[WHAT YOU NEED TO DO] Your task is to restate the data word for word.

[Data entries]
%%

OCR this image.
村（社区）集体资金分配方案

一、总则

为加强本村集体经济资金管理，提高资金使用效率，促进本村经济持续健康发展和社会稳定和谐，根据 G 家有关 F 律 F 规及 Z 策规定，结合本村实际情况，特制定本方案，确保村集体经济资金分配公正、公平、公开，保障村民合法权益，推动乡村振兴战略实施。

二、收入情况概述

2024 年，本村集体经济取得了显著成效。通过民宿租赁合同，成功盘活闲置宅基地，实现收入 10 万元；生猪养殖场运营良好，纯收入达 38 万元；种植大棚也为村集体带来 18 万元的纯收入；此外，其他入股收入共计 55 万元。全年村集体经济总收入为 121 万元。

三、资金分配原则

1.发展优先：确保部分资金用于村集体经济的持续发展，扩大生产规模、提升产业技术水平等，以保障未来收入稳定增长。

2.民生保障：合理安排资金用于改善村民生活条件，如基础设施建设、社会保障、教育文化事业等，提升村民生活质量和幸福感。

%%

[WRITTEN SOLUTION]
OCR this image.
村（社区）集体资金分配方案

一、总则

为加强本村集体经济资金管理，提高资金使用效率，促进本村经济持续健康发展和社会稳定和谐，根据 G 家有关 F 律 F 规及 Z 策规定，结合本村实际情况，特制定本方案，确保村集体经济资金分配公正、公平、公开，保障村民合法权益，推动乡村振兴战略实施。

二、收入情况概述

2024 年，本村集体经济取得了显著成效。通过民宿租赁合同，成功盘活闲置宅基地，实现收入 10 万元；生猪养殖场运营良好，纯收入达 38 万元；种植大棚也为村集体带来 18 万元的纯收入；此外，其他入股收入共计 55 万元。全年村集体经济总收入为 121 万元。

三、资金分配原则

1.发展优先：确保部分资金用于村集体经济的持续发展，扩大生产规模、提升产业技术水平等，以保障未来收入稳定增长。

2.民生保障：合理安排资金用于改善村民生活条件，如基础设施建设、社会保障、教育文化事业等，提升村民生活质量和幸福感。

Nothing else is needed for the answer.